Collection entries
========
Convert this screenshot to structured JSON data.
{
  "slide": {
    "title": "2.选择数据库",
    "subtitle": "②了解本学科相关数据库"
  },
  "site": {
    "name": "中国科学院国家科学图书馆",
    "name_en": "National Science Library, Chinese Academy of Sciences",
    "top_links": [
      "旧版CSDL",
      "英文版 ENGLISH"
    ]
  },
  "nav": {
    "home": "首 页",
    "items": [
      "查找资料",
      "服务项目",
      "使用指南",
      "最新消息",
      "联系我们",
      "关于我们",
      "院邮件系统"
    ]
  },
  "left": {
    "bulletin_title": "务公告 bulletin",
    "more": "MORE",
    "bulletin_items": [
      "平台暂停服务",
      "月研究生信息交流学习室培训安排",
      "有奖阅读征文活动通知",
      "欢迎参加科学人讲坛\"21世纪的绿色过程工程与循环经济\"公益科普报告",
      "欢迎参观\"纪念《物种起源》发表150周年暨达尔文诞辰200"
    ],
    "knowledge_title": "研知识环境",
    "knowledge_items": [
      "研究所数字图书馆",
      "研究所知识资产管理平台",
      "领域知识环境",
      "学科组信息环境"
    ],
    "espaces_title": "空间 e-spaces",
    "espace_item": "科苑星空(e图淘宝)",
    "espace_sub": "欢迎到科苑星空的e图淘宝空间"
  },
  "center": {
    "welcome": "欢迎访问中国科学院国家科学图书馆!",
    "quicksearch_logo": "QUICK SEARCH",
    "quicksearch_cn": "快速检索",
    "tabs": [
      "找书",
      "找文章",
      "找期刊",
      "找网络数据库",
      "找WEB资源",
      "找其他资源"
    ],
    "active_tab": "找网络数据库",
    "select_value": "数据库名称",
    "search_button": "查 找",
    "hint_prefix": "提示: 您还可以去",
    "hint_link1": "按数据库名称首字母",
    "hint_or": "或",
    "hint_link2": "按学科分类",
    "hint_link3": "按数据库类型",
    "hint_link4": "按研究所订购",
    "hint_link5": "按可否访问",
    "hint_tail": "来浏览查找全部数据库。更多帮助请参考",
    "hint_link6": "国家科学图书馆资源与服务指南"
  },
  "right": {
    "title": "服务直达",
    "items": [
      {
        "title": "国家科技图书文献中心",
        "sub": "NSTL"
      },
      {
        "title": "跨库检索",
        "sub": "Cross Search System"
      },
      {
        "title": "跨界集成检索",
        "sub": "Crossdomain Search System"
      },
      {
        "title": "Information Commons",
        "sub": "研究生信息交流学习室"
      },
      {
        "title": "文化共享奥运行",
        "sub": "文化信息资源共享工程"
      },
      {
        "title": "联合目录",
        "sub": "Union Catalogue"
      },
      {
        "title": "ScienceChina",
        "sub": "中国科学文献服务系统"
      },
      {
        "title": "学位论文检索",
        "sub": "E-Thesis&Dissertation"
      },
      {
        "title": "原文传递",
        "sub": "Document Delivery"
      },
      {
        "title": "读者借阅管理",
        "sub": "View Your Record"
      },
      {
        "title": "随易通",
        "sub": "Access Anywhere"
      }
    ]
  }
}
========
### [Exercise aim]
Would you copy out each line exactly as written?

### [Finished answer]
Convert this screenshot to structured JSON data.
{
  "slide": {
    "title": "2.选择数据库",
    "subtitle": "②了解本学科相关数据库"
  },
  "site": {
    "name": "中国科学院国家科学图书馆",
    "name_en": "National Science Library, Chinese Academy of Sciences",
    "top_links": [
      "旧版CSDL",
      "英文版 ENGLISH"
    ]
  },
  "nav": {
    "home": "首 页",
    "items": [
      "查找资料",
      "服务项目",
      "使用指南",
      "最新消息",
      "联系我们",
      "关于我们",
      "院邮件系统"
    ]
  },
  "left": {
    "bulletin_title": "务公告 bulletin",
    "more": "MORE",
    "bulletin_items": [
      "平台暂停服务",
      "月研究生信息交流学习室培训安排",
      "有奖阅读征文活动通知",
      "欢迎参加科学人讲坛\"21世纪的绿色过程工程与循环经济\"公益科普报告",
      "欢迎参观\"纪念《物种起源》发表150周年暨达尔文诞辰200"
    ],
    "knowledge_title": "研知识环境",
    "knowledge_items": [
      "研究所数字图书馆",
      "研究所知识资产管理平台",
      "领域知识环境",
      "学科组信息环境"
    ],
    "espaces_title": "空间 e-spaces",
    "espace_item": "科苑星空(e图淘宝)",
    "espace_sub": "欢迎到科苑星空的e图淘宝空间"
  },
  "center": {
    "welcome": "欢迎访问中国科学院国家科学图书馆!",
    "quicksearch_logo": "QUICK SEARCH",
    "quicksearch_cn": "快速检索",
    "tabs": [
      "找书",
      "找文章",
      "找期刊",
      "找网络数据库",
      "找WEB资源",
      "找其他资源"
    ],
    "active_tab": "找网络数据库",
    "select_value": "数据库名称",
    "search_button": "查 找",
    "hint_prefix": "提示: 您还可以去",
    "hint_link1": "按数据库名称首字母",
    "hint_or": "或",
    "hint_link2": "按学科分类",
    "hint_link3": "按数据库类型",
    "hint_link4": "按研究所订购",
    "hint_link5": "按可否访问",
    "hint_tail": "来浏览查找全部数据库。更多帮助请参考",
    "hint_link6": "国家科学图书馆资源与服务指南"
  },
  "right": {
    "title": "服务直达",
    "items": [
      {
        "title": "国家科技图书文献中心",
        "sub": "NSTL"
      },
      {
        "title": "跨库检索",
        "sub": "Cross Search System"
      },
      {
        "title": "跨界集成检索",
        "sub": "Crossdomain Search System"
      },
      {
        "title": "Information Commons",
        "sub": "研究生信息交流学习室"
      },
      {
        "title": "文化共享奥运行",
        "sub": "文化信息资源共享工程"
      },
      {
        "title": "联合目录",
        "sub": "Union Catalogue"
      },
      {
        "title": "ScienceChina",
        "sub": "中国科学文献服务系统"
      },
      {
        "title": "学位论文检索",
        "sub": "E-Thesis&Dissertation"
      },
      {
        "title": "原文传递",
        "sub": "Document Delivery"
      },
      {
        "title": "读者借阅管理",
        "sub": "View Your Record"
      },
      {
        "title": "随易通",
        "sub": "Access Anywhere"
      }
    ]
  }
}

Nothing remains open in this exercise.